[Data shown start]
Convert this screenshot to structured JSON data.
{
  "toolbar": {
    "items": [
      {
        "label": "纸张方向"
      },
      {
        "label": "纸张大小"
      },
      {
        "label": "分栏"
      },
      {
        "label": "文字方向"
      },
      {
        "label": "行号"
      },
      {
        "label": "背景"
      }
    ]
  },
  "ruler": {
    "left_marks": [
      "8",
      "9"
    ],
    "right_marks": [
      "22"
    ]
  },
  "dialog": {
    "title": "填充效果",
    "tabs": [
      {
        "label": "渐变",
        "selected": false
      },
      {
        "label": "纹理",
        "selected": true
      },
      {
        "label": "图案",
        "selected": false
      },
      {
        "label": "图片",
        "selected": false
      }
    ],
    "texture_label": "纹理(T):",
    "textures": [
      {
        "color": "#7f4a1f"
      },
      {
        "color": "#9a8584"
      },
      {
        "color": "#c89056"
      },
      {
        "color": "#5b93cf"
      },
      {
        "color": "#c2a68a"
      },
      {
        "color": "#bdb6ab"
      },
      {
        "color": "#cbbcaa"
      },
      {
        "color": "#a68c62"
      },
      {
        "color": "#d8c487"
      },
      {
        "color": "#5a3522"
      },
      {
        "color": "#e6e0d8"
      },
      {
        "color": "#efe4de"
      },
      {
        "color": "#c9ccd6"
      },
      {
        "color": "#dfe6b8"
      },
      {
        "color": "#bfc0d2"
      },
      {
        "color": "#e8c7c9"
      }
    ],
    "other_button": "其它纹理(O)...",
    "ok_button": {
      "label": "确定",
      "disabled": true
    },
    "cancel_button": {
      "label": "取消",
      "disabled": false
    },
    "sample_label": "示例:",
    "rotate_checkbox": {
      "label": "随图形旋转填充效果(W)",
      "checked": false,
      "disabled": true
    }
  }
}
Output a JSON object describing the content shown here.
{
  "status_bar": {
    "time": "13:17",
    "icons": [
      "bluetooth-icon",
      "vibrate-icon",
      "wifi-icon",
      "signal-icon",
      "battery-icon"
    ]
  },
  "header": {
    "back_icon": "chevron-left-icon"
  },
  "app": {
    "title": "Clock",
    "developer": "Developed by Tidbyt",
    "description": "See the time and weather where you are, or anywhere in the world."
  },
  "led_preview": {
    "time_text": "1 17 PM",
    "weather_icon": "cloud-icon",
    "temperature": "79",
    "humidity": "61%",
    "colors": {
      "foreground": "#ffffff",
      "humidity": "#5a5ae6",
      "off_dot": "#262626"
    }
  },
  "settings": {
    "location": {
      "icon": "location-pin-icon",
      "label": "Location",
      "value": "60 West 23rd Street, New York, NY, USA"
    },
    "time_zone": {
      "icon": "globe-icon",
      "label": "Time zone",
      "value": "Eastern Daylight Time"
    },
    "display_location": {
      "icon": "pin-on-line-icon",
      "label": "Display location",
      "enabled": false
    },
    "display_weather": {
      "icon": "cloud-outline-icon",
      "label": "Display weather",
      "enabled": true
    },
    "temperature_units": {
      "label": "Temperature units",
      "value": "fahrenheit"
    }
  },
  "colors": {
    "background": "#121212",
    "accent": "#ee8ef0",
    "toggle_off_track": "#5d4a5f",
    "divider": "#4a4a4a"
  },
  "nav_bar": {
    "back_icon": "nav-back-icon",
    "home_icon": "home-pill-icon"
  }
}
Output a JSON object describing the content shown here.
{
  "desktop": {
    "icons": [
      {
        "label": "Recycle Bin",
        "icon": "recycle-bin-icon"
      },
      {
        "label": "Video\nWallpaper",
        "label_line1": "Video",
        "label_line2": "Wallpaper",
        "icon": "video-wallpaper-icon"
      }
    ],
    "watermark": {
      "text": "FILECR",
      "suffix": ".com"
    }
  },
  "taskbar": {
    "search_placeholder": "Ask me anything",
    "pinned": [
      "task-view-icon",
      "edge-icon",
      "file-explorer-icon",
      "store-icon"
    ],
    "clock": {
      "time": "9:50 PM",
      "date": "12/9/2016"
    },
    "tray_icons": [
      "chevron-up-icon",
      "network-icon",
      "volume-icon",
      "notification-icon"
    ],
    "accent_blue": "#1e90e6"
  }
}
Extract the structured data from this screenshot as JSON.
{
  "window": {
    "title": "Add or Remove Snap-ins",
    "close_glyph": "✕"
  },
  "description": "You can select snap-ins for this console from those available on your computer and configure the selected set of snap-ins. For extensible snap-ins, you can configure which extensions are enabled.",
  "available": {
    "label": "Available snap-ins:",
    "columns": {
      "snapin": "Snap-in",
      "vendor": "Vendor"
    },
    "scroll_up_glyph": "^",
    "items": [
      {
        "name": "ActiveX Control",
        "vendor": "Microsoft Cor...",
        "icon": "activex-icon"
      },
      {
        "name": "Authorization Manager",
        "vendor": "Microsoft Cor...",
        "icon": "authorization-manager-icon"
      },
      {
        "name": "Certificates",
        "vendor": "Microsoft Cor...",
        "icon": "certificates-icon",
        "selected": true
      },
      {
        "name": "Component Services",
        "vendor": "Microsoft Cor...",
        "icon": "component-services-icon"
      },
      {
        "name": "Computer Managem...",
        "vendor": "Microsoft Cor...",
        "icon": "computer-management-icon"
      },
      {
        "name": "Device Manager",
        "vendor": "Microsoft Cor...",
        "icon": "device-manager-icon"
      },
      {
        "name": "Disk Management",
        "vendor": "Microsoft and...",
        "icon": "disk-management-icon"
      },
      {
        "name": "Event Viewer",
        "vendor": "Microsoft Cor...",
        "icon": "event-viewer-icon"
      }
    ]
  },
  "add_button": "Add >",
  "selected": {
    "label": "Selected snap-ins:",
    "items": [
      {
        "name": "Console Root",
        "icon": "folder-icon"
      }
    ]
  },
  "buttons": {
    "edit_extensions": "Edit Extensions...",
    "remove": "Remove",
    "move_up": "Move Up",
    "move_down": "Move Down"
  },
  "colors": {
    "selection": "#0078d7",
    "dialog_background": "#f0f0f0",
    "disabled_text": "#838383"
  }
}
[Data shown end]
* **What to do**: Give back all the records exactly as they stand.

* **Solution to the problem**:
Convert this screenshot to structured JSON data.
{
  "toolbar": {
    "items": [
      {
        "label": "纸张方向"
      },
      {
        "label": "纸张大小"
      },
      {
        "label": "分栏"
      },
      {
        "label": "文字方向"
      },
      {
        "label": "行号"
      },
      {
        "label": "背景"
      }
    ]
  },
  "ruler": {
    "left_marks": [
      "8",
      "9"
    ],
    "right_marks": [
      "22"
    ]
  },
  "dialog": {
    "title": "填充效果",
    "tabs": [
      {
        "label": "渐变",
        "selected": false
      },
      {
        "label": "纹理",
        "selected": true
      },
      {
        "label": "图案",
        "selected": false
      },
      {
        "label": "图片",
        "selected": false
      }
    ],
    "texture_label": "纹理(T):",
    "textures": [
      {
        "color": "#7f4a1f"
      },
      {
        "color": "#9a8584"
      },
      {
        "color": "#c89056"
      },
      {
        "color": "#5b93cf"
      },
      {
        "color": "#c2a68a"
      },
      {
        "color": "#bdb6ab"
      },
      {
        "color": "#cbbcaa"
      },
      {
        "color": "#a68c62"
      },
      {
        "color": "#d8c487"
      },
      {
        "color": "#5a3522"
      },
      {
        "color": "#e6e0d8"
      },
      {
        "color": "#efe4de"
      },
      {
        "color": "#c9ccd6"
      },
      {
        "color": "#dfe6b8"
      },
      {
        "color": "#bfc0d2"
      },
      {
        "color": "#e8c7c9"
      }
    ],
    "other_button": "其它纹理(O)...",
    "ok_button": {
      "label": "确定",
      "disabled": true
    },
    "cancel_button": {
      "label": "取消",
      "disabled": false
    },
    "sample_label": "示例:",
    "rotate_checkbox": {
      "label": "随图形旋转填充效果(W)",
      "checked": false,
      "disabled": true
    }
  }
}
Output a JSON object describing the content shown here.
{
  "status_bar": {
    "time": "13:17",
    "icons": [
      "bluetooth-icon",
      "vibrate-icon",
      "wifi-icon",
      "signal-icon",
      "battery-icon"
    ]
  },
  "header": {
    "back_icon": "chevron-left-icon"
  },
  "app": {
    "title": "Clock",
    "developer": "Developed by Tidbyt",
    "description": "See the time and weather where you are, or anywhere in the world."
  },
  "led_preview": {
    "time_text": "1 17 PM",
    "weather_icon": "cloud-icon",
    "temperature": "79",
    "humidity": "61%",
    "colors": {
      "foreground": "#ffffff",
      "humidity": "#5a5ae6",
      "off_dot": "#262626"
    }
  },
  "settings": {
    "location": {
      "icon": "location-pin-icon",
      "label": "Location",
      "value": "60 West 23rd Street, New York, NY, USA"
    },
    "time_zone": {
      "icon": "globe-icon",
      "label": "Time zone",
      "value": "Eastern Daylight Time"
    },
    "display_location": {
      "icon": "pin-on-line-icon",
      "label": "Display location",
      "enabled": false
    },
    "display_weather": {
      "icon": "cloud-outline-icon",
      "label": "Display weather",
      "enabled": true
    },
    "temperature_units": {
      "label": "Temperature units",
      "value": "fahrenheit"
    }
  },
  "colors": {
    "background": "#121212",
    "accent": "#ee8ef0",
    "toggle_off_track": "#5d4a5f",
    "divider": "#4a4a4a"
  },
  "nav_bar": {
    "back_icon": "nav-back-icon",
    "home_icon": "home-pill-icon"
  }
}
Output a JSON object describing the content shown here.
{
  "desktop": {
    "icons": [
      {
        "label": "Recycle Bin",
        "icon": "recycle-bin-icon"
      },
      {
        "label": "Video\nWallpaper",
        "label_line1": "Video",
        "label_line2": "Wallpaper",
        "icon": "video-wallpaper-icon"
      }
    ],
    "watermark": {
      "text": "FILECR",
      "suffix": ".com"
    }
  },
  "taskbar": {
    "search_placeholder": "Ask me anything",
    "pinned": [
      "task-view-icon",
      "edge-icon",
      "file-explorer-icon",
      "store-icon"
    ],
    "clock": {
      "time": "9:50 PM",
      "date": "12/9/2016"
    },
    "tray_icons": [
      "chevron-up-icon",
      "network-icon",
      "volume-icon",
      "notification-icon"
    ],
    "accent_blue": "#1e90e6"
  }
}
Extract the structured data from this screenshot as JSON.
{
  "window": {
    "title": "Add or Remove Snap-ins",
    "close_glyph": "✕"
  },
  "description": "You can select snap-ins for this console from those available on your computer and configure the selected set of snap-ins. For extensible snap-ins, you can configure which extensions are enabled.",
  "available": {
    "label": "Available snap-ins:",
    "columns": {
      "snapin": "Snap-in",
      "vendor": "Vendor"
    },
    "scroll_up_glyph": "^",
    "items": [
      {
        "name": "ActiveX Control",
        "vendor": "Microsoft Cor...",
        "icon": "activex-icon"
      },
      {
        "name": "Authorization Manager",
        "vendor": "Microsoft Cor...",
        "icon": "authorization-manager-icon"
      },
      {
        "name": "Certificates",
        "vendor": "Microsoft Cor...",
        "icon": "certificates-icon",
        "selected": true
      },
      {
        "name": "Component Services",
        "vendor": "Microsoft Cor...",
        "icon": "component-services-icon"
      },
      {
        "name": "Computer Managem...",
        "vendor": "Microsoft Cor...",
        "icon": "computer-management-icon"
      },
      {
        "name": "Device Manager",
        "vendor": "Microsoft Cor...",
        "icon": "device-manager-icon"
      },
      {
        "name": "Disk Management",
        "vendor": "Microsoft and...",
        "icon": "disk-management-icon"
      },
      {
        "name": "Event Viewer",
        "vendor": "Microsoft Cor...",
        "icon": "event-viewer-icon"
      }
    ]
  },
  "add_button": "Add >",
  "selected": {
    "label": "Selected snap-ins:",
    "items": [
      {
        "name": "Console Root",
        "icon": "folder-icon"
      }
    ]
  },
  "buttons": {
    "edit_extensions": "Edit Extensions...",
    "remove": "Remove",
    "move_up": "Move Up",
    "move_down": "Move Down"
  },
  "colors": {
    "selection": "#0078d7",
    "dialog_background": "#f0f0f0",
    "disabled_text": "#838383"
  }
}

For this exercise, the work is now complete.